(Extracted data entries)
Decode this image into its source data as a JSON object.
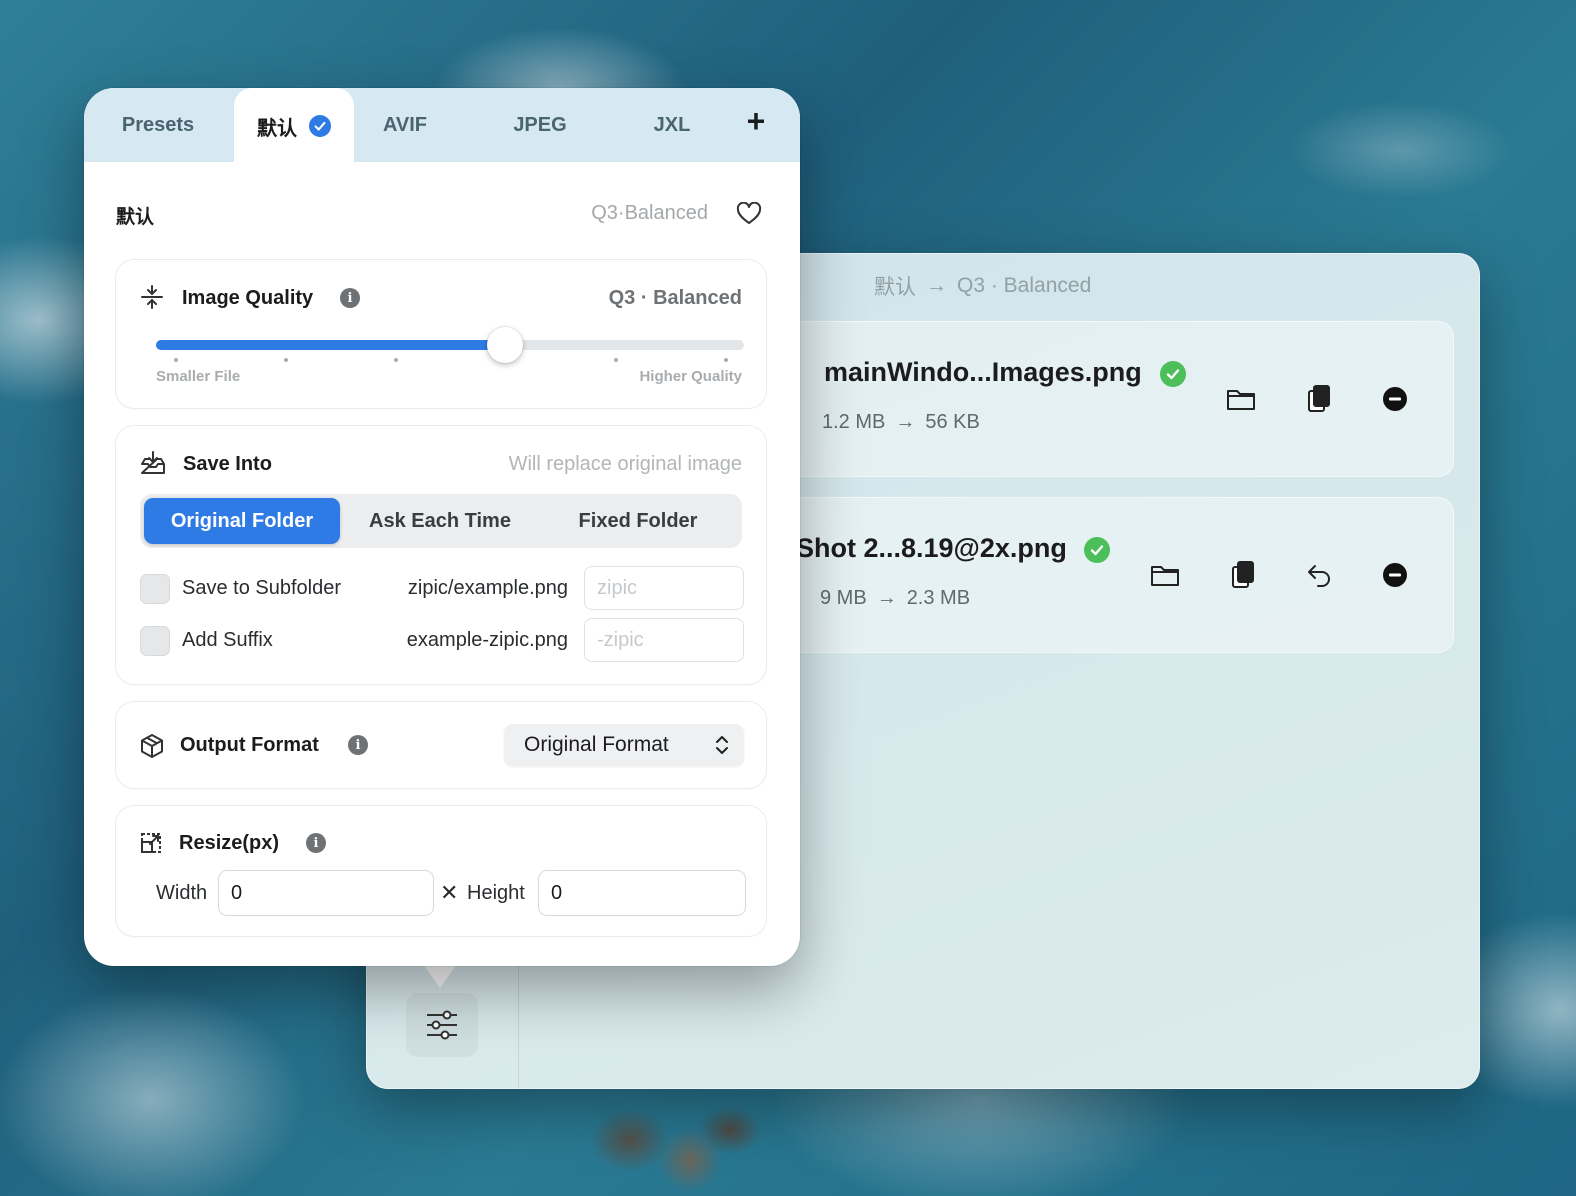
{
  "main_window": {
    "breadcrumb": {
      "preset": "默认",
      "arrow": "→",
      "quality": "Q3 · Balanced"
    },
    "files": [
      {
        "name": "mainWindo...Images.png",
        "original_size": "1.2 MB",
        "arrow": "→",
        "compressed_size": "56 KB",
        "status": "done"
      },
      {
        "name": "Shot 2...8.19@2x.png",
        "original_size": "9 MB",
        "arrow": "→",
        "compressed_size": "2.3 MB",
        "status": "done"
      }
    ]
  },
  "popover": {
    "tabs": [
      {
        "label": "Presets"
      },
      {
        "label": "默认",
        "active": true
      },
      {
        "label": "AVIF"
      },
      {
        "label": "JPEG"
      },
      {
        "label": "JXL"
      }
    ],
    "add_tab_label": "+",
    "preset": {
      "name": "默认",
      "summary": "Q3·Balanced",
      "favorite": false
    },
    "image_quality": {
      "title": "Image Quality",
      "value_label": "Q3 · Balanced",
      "level": 0.594,
      "min_label": "Smaller File",
      "max_label": "Higher Quality"
    },
    "save_into": {
      "title": "Save Into",
      "hint": "Will replace original image",
      "options": [
        "Original Folder",
        "Ask Each Time",
        "Fixed Folder"
      ],
      "selected": "Original Folder",
      "subfolder": {
        "label": "Save to Subfolder",
        "example": "zipic/example.png",
        "placeholder": "zipic",
        "value": "",
        "checked": false
      },
      "suffix": {
        "label": "Add Suffix",
        "example": "example-zipic.png",
        "placeholder": "-zipic",
        "value": "",
        "checked": false
      }
    },
    "output_format": {
      "title": "Output Format",
      "selected": "Original Format"
    },
    "resize": {
      "title": "Resize(px)",
      "width_label": "Width",
      "width_value": "0",
      "times": "✕",
      "height_label": "Height",
      "height_value": "0"
    }
  },
  "colors": {
    "accent": "#2f7be6",
    "success": "#4cbf5a",
    "tabbar": "#d6e9f2"
  },
  "icons": [
    "info-icon",
    "heart-icon",
    "check-icon",
    "folder-icon",
    "copy-icon",
    "undo-icon",
    "remove-icon",
    "sliders-icon",
    "quality-icon",
    "tray-icon",
    "cube-icon",
    "resize-icon",
    "chevron-updown-icon",
    "plus-icon"
  ]
}
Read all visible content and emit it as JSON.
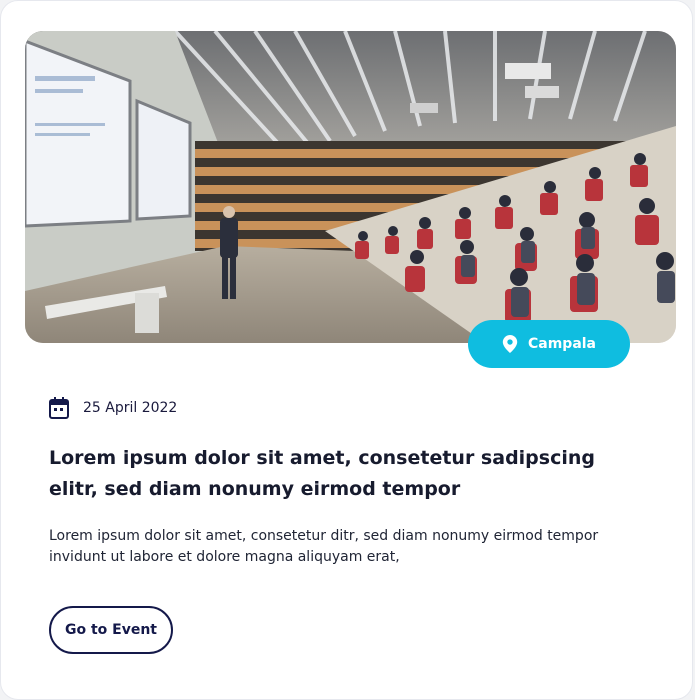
{
  "event": {
    "location": "Campala",
    "date": "25 April 2022",
    "title_line1": "Lorem ipsum dolor sit amet, consetetur sadipscing",
    "title_line2": "elitr, sed diam nonumy eirmod tempor",
    "description_line1": "Lorem ipsum dolor sit amet, consetetur ditr, sed diam nonumy eirmod tempor",
    "description_line2": "invidunt ut labore et dolore magna aliquyam erat,",
    "cta_label": "Go to Event"
  },
  "colors": {
    "accent": "#0fbde0",
    "navy": "#14194a"
  },
  "icons": {
    "location": "map-pin-icon",
    "date": "calendar-icon"
  }
}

TASK BRIEF: In your copy, repeat each record exactly and include no pictures.

ANSWER TO THIS TASK:
Decode this image into its source data as a JSON object.
{
  "main_window": {
    "breadcrumb": {
      "preset": "默认",
      "arrow": "→",
      "quality": "Q3 · Balanced"
    },
    "files": [
      {
        "name": "mainWindo...Images.png",
        "original_size": "1.2 MB",
        "arrow": "→",
        "compressed_size": "56 KB",
        "status": "done"
      },
      {
        "name": "Shot 2...8.19@2x.png",
        "original_size": "9 MB",
        "arrow": "→",
        "compressed_size": "2.3 MB",
        "status": "done"
      }
    ]
  },
  "popover": {
    "tabs": [
      {
        "label": "Presets"
      },
      {
        "label": "默认",
        "active": true
      },
      {
        "label": "AVIF"
      },
      {
        "label": "JPEG"
      },
      {
        "label": "JXL"
      }
    ],
    "add_tab_label": "+",
    "preset": {
      "name": "默认",
      "summary": "Q3·Balanced",
      "favorite": false
    },
    "image_quality": {
      "title": "Image Quality",
      "value_label": "Q3 · Balanced",
      "level": 0.594,
      "min_label": "Smaller File",
      "max_label": "Higher Quality"
    },
    "save_into": {
      "title": "Save Into",
      "hint": "Will replace original image",
      "options": [
        "Original Folder",
        "Ask Each Time",
        "Fixed Folder"
      ],
      "selected": "Original Folder",
      "subfolder": {
        "label": "Save to Subfolder",
        "example": "zipic/example.png",
        "placeholder": "zipic",
        "value": "",
        "checked": false
      },
      "suffix": {
        "label": "Add Suffix",
        "example": "example-zipic.png",
        "placeholder": "-zipic",
        "value": "",
        "checked": false
      }
    },
    "output_format": {
      "title": "Output Format",
      "selected": "Original Format"
    },
    "resize": {
      "title": "Resize(px)",
      "width_label": "Width",
      "width_value": "0",
      "times": "✕",
      "height_label": "Height",
      "height_value": "0"
    }
  },
  "colors": {
    "accent": "#2f7be6",
    "success": "#4cbf5a",
    "tabbar": "#d6e9f2"
  },
  "icons": [
    "info-icon",
    "heart-icon",
    "check-icon",
    "folder-icon",
    "copy-icon",
    "undo-icon",
    "remove-icon",
    "sliders-icon",
    "quality-icon",
    "tray-icon",
    "cube-icon",
    "resize-icon",
    "chevron-updown-icon",
    "plus-icon"
  ]
}
Read all visible content and emit it as JSON.
{
  "event": {
    "location": "Campala",
    "date": "25 April 2022",
    "title_line1": "Lorem ipsum dolor sit amet, consetetur sadipscing",
    "title_line2": "elitr, sed diam nonumy eirmod tempor",
    "description_line1": "Lorem ipsum dolor sit amet, consetetur ditr, sed diam nonumy eirmod tempor",
    "description_line2": "invidunt ut labore et dolore magna aliquyam erat,",
    "cta_label": "Go to Event"
  },
  "colors": {
    "accent": "#0fbde0",
    "navy": "#14194a"
  },
  "icons": {
    "location": "map-pin-icon",
    "date": "calendar-icon"
  }
}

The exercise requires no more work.